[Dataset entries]
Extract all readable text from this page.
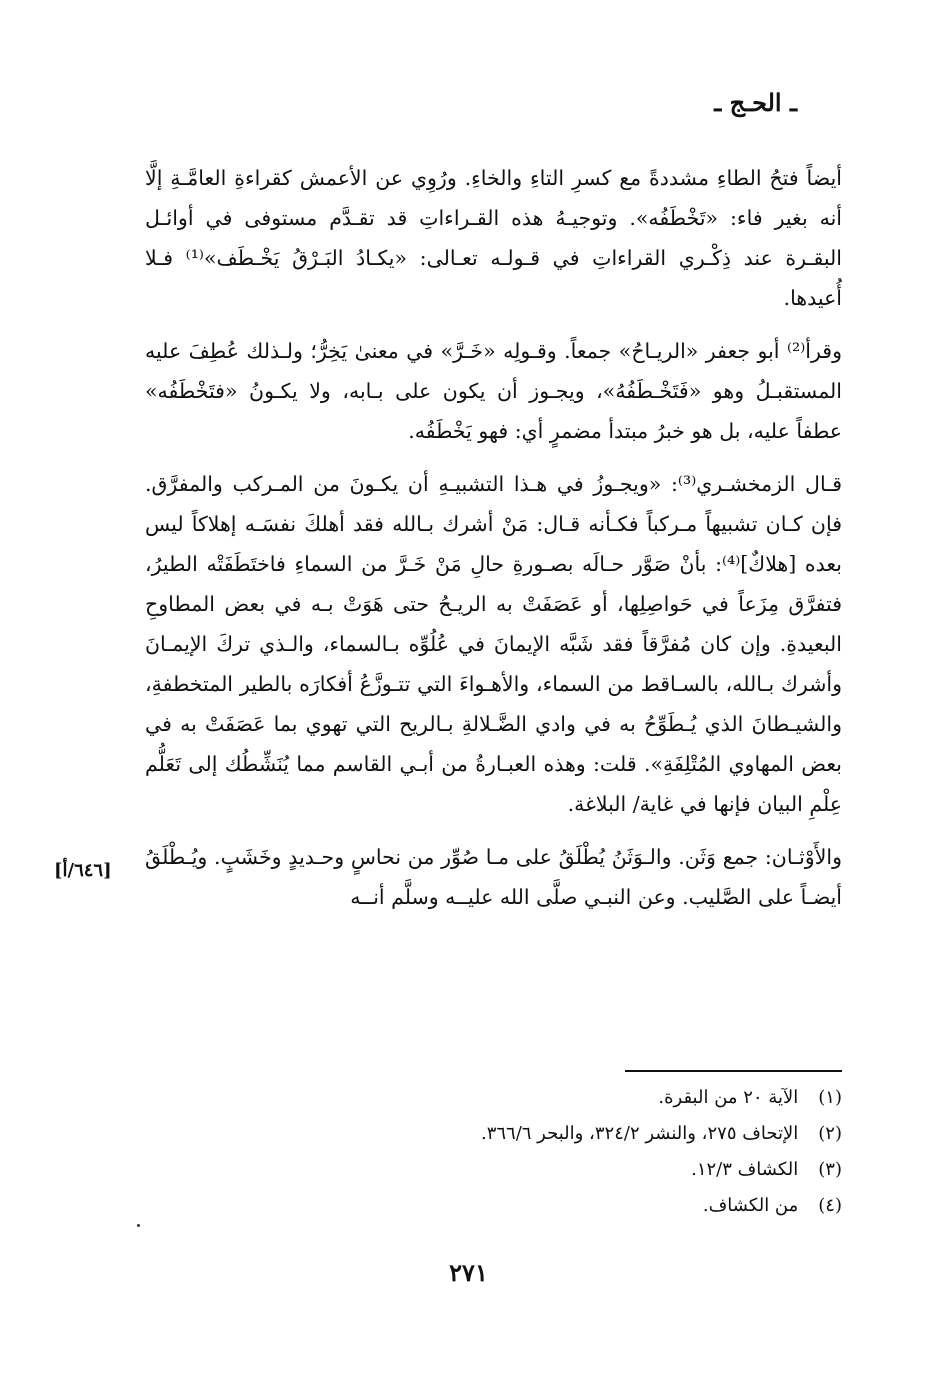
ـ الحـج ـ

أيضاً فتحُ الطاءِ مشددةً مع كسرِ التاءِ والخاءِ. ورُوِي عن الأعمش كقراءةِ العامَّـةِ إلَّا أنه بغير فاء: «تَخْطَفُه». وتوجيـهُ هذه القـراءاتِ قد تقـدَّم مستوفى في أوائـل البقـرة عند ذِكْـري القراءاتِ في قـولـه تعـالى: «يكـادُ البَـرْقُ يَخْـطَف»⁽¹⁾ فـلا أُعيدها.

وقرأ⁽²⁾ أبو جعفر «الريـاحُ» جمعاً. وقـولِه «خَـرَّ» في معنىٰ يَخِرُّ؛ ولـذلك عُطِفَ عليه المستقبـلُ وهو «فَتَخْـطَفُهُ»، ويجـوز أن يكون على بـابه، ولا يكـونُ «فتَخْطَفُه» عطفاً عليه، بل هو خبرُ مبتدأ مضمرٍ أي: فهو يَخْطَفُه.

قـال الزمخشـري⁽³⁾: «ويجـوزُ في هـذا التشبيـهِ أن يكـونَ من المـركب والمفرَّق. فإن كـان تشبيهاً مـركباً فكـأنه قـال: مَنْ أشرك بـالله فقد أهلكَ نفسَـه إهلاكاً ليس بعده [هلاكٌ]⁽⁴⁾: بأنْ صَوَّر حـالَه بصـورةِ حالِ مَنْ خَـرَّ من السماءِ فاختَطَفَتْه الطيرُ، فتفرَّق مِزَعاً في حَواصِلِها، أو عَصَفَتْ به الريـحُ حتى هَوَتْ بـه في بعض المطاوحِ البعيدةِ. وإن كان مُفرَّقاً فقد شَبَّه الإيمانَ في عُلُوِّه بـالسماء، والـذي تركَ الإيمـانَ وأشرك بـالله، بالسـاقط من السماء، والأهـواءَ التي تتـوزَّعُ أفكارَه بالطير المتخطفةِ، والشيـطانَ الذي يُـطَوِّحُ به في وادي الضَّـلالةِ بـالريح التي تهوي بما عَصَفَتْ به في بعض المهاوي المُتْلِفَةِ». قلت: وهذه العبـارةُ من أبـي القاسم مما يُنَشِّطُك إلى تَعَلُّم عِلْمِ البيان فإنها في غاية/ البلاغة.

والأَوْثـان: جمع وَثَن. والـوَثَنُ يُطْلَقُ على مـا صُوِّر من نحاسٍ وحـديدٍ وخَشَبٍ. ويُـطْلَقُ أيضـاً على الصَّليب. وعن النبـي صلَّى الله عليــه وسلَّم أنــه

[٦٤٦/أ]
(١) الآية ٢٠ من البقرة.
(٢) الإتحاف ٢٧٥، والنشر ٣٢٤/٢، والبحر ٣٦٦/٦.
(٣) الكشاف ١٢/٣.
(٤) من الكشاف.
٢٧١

AIM OF THE TASK: Transcribe the records above exactly, omitting every picture they contain.

SOLUTION TO THIS PROBLEM:
Extract all readable text from this page.
ـ الحـج ـ

أيضاً فتحُ الطاءِ مشددةً مع كسرِ التاءِ والخاءِ. ورُوِي عن الأعمش كقراءةِ العامَّـةِ إلَّا أنه بغير فاء: «تَخْطَفُه». وتوجيـهُ هذه القـراءاتِ قد تقـدَّم مستوفى في أوائـل البقـرة عند ذِكْـري القراءاتِ في قـولـه تعـالى: «يكـادُ البَـرْقُ يَخْـطَف»⁽¹⁾ فـلا أُعيدها.

وقرأ⁽²⁾ أبو جعفر «الريـاحُ» جمعاً. وقـولِه «خَـرَّ» في معنىٰ يَخِرُّ؛ ولـذلك عُطِفَ عليه المستقبـلُ وهو «فَتَخْـطَفُهُ»، ويجـوز أن يكون على بـابه، ولا يكـونُ «فتَخْطَفُه» عطفاً عليه، بل هو خبرُ مبتدأ مضمرٍ أي: فهو يَخْطَفُه.

قـال الزمخشـري⁽³⁾: «ويجـوزُ في هـذا التشبيـهِ أن يكـونَ من المـركب والمفرَّق. فإن كـان تشبيهاً مـركباً فكـأنه قـال: مَنْ أشرك بـالله فقد أهلكَ نفسَـه إهلاكاً ليس بعده [هلاكٌ]⁽⁴⁾: بأنْ صَوَّر حـالَه بصـورةِ حالِ مَنْ خَـرَّ من السماءِ فاختَطَفَتْه الطيرُ، فتفرَّق مِزَعاً في حَواصِلِها، أو عَصَفَتْ به الريـحُ حتى هَوَتْ بـه في بعض المطاوحِ البعيدةِ. وإن كان مُفرَّقاً فقد شَبَّه الإيمانَ في عُلُوِّه بـالسماء، والـذي تركَ الإيمـانَ وأشرك بـالله، بالسـاقط من السماء، والأهـواءَ التي تتـوزَّعُ أفكارَه بالطير المتخطفةِ، والشيـطانَ الذي يُـطَوِّحُ به في وادي الضَّـلالةِ بـالريح التي تهوي بما عَصَفَتْ به في بعض المهاوي المُتْلِفَةِ». قلت: وهذه العبـارةُ من أبـي القاسم مما يُنَشِّطُك إلى تَعَلُّم عِلْمِ البيان فإنها في غاية/ البلاغة.

والأَوْثـان: جمع وَثَن. والـوَثَنُ يُطْلَقُ على مـا صُوِّر من نحاسٍ وحـديدٍ وخَشَبٍ. ويُـطْلَقُ أيضـاً على الصَّليب. وعن النبـي صلَّى الله عليــه وسلَّم أنــه

[٦٤٦/أ]
(١) الآية ٢٠ من البقرة.
(٢) الإتحاف ٢٧٥، والنشر ٣٢٤/٢، والبحر ٣٦٦/٦.
(٣) الكشاف ١٢/٣.
(٤) من الكشاف.
٢٧١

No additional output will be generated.